### EXERCISE
Write out every entry exactly as it appears.

### EXTRACTED INFORMATION
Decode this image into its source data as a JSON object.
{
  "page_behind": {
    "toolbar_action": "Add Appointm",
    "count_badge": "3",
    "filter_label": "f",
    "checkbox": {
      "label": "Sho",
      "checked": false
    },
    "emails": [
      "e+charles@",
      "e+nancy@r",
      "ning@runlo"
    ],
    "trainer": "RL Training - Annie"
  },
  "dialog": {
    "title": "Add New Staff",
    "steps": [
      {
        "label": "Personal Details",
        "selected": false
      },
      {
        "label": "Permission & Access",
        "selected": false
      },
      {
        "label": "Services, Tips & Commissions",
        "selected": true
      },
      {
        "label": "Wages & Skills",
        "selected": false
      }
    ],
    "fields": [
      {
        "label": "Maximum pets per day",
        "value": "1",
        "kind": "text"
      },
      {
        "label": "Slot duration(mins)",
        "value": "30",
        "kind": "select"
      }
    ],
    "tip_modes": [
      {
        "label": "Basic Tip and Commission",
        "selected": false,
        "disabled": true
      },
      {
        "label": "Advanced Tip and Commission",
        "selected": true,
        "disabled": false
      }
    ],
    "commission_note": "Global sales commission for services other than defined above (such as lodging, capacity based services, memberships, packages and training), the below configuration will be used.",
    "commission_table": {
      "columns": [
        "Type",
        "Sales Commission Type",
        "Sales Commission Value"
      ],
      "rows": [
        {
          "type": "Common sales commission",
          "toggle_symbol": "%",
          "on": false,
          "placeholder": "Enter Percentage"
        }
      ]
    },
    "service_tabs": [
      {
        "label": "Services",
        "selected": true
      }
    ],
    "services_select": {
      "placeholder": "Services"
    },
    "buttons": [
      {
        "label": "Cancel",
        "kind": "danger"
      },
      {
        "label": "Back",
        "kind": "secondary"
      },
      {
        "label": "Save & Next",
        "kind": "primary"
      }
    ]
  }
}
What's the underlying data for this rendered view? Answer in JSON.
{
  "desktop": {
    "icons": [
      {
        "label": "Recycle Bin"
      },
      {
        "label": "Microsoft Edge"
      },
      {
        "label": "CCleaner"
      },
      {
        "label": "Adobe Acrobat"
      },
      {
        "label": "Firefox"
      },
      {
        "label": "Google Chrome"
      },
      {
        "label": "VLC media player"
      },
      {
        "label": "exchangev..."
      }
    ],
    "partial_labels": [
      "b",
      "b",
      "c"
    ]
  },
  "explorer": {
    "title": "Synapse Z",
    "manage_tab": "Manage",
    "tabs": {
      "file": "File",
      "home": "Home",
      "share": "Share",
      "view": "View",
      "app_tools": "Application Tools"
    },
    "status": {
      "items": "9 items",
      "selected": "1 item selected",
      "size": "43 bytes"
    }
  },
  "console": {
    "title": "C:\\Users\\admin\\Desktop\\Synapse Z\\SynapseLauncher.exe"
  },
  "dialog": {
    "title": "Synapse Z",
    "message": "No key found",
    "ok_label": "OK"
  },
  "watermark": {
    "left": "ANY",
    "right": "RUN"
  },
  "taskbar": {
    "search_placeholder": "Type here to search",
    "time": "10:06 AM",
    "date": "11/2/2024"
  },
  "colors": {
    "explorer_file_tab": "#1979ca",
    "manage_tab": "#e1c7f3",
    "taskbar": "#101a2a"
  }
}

### CORRECT RESULT
Decode this image into its source data as a JSON object.
{
  "page_behind": {
    "toolbar_action": "Add Appointm",
    "count_badge": "3",
    "filter_label": "f",
    "checkbox": {
      "label": "Sho",
      "checked": false
    },
    "emails": [
      "e+charles@",
      "e+nancy@r",
      "ning@runlo"
    ],
    "trainer": "RL Training - Annie"
  },
  "dialog": {
    "title": "Add New Staff",
    "steps": [
      {
        "label": "Personal Details",
        "selected": false
      },
      {
        "label": "Permission & Access",
        "selected": false
      },
      {
        "label": "Services, Tips & Commissions",
        "selected": true
      },
      {
        "label": "Wages & Skills",
        "selected": false
      }
    ],
    "fields": [
      {
        "label": "Maximum pets per day",
        "value": "1",
        "kind": "text"
      },
      {
        "label": "Slot duration(mins)",
        "value": "30",
        "kind": "select"
      }
    ],
    "tip_modes": [
      {
        "label": "Basic Tip and Commission",
        "selected": false,
        "disabled": true
      },
      {
        "label": "Advanced Tip and Commission",
        "selected": true,
        "disabled": false
      }
    ],
    "commission_note": "Global sales commission for services other than defined above (such as lodging, capacity based services, memberships, packages and training), the below configuration will be used.",
    "commission_table": {
      "columns": [
        "Type",
        "Sales Commission Type",
        "Sales Commission Value"
      ],
      "rows": [
        {
          "type": "Common sales commission",
          "toggle_symbol": "%",
          "on": false,
          "placeholder": "Enter Percentage"
        }
      ]
    },
    "service_tabs": [
      {
        "label": "Services",
        "selected": true
      }
    ],
    "services_select": {
      "placeholder": "Services"
    },
    "buttons": [
      {
        "label": "Cancel",
        "kind": "danger"
      },
      {
        "label": "Back",
        "kind": "secondary"
      },
      {
        "label": "Save & Next",
        "kind": "primary"
      }
    ]
  }
}
What's the underlying data for this rendered view? Answer in JSON.
{
  "desktop": {
    "icons": [
      {
        "label": "Recycle Bin"
      },
      {
        "label": "Microsoft Edge"
      },
      {
        "label": "CCleaner"
      },
      {
        "label": "Adobe Acrobat"
      },
      {
        "label": "Firefox"
      },
      {
        "label": "Google Chrome"
      },
      {
        "label": "VLC media player"
      },
      {
        "label": "exchangev..."
      }
    ],
    "partial_labels": [
      "b",
      "b",
      "c"
    ]
  },
  "explorer": {
    "title": "Synapse Z",
    "manage_tab": "Manage",
    "tabs": {
      "file": "File",
      "home": "Home",
      "share": "Share",
      "view": "View",
      "app_tools": "Application Tools"
    },
    "status": {
      "items": "9 items",
      "selected": "1 item selected",
      "size": "43 bytes"
    }
  },
  "console": {
    "title": "C:\\Users\\admin\\Desktop\\Synapse Z\\SynapseLauncher.exe"
  },
  "dialog": {
    "title": "Synapse Z",
    "message": "No key found",
    "ok_label": "OK"
  },
  "watermark": {
    "left": "ANY",
    "right": "RUN"
  },
  "taskbar": {
    "search_placeholder": "Type here to search",
    "time": "10:06 AM",
    "date": "11/2/2024"
  },
  "colors": {
    "explorer_file_tab": "#1979ca",
    "manage_tab": "#e1c7f3",
    "taskbar": "#101a2a"
  }
}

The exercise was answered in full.